- **Short problem**: Output every entry exactly as written, but omit the pictures.

[Records from a collection of figures]
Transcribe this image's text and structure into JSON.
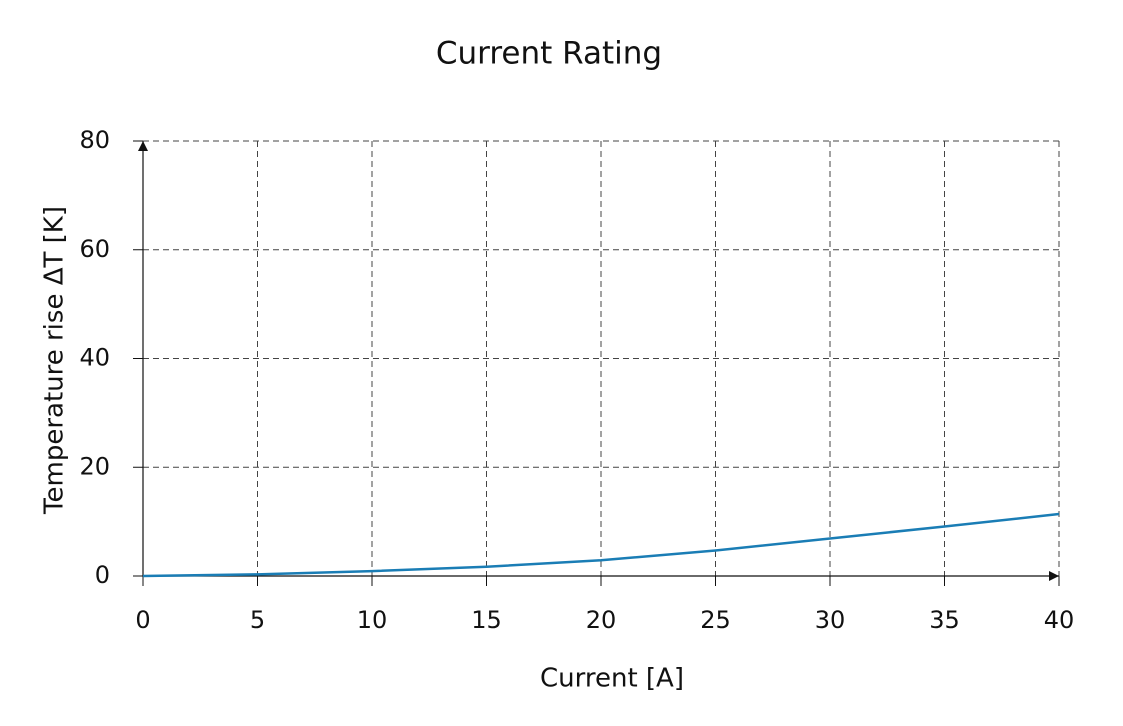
{
  "chart_data": {
    "type": "line",
    "title": "Current Rating",
    "x_label": "Current [A]",
    "y_label": "Temperature rise ΔT [K]",
    "x": [
      0,
      5,
      10,
      15,
      20,
      25,
      30,
      35,
      40
    ],
    "series": [
      {
        "name": "Temperature rise",
        "color": "#1a7db5",
        "values": [
          0,
          0.3,
          0.9,
          1.7,
          2.9,
          4.7,
          6.9,
          9.1,
          11.4
        ]
      }
    ],
    "xlim": [
      0,
      40
    ],
    "ylim": [
      0,
      80
    ],
    "xticks": [
      0,
      5,
      10,
      15,
      20,
      25,
      30,
      35,
      40
    ],
    "yticks": [
      0,
      20,
      40,
      60,
      80
    ],
    "grid": true
  }
}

- **Answer to this problem**:
Transcribe this image's text and structure into JSON.
{
  "chart_data": {
    "type": "line",
    "title": "Current Rating",
    "x_label": "Current [A]",
    "y_label": "Temperature rise ΔT [K]",
    "x": [
      0,
      5,
      10,
      15,
      20,
      25,
      30,
      35,
      40
    ],
    "series": [
      {
        "name": "Temperature rise",
        "color": "#1a7db5",
        "values": [
          0,
          0.3,
          0.9,
          1.7,
          2.9,
          4.7,
          6.9,
          9.1,
          11.4
        ]
      }
    ],
    "xlim": [
      0,
      40
    ],
    "ylim": [
      0,
      80
    ],
    "xticks": [
      0,
      5,
      10,
      15,
      20,
      25,
      30,
      35,
      40
    ],
    "yticks": [
      0,
      20,
      40,
      60,
      80
    ],
    "grid": true
  }
}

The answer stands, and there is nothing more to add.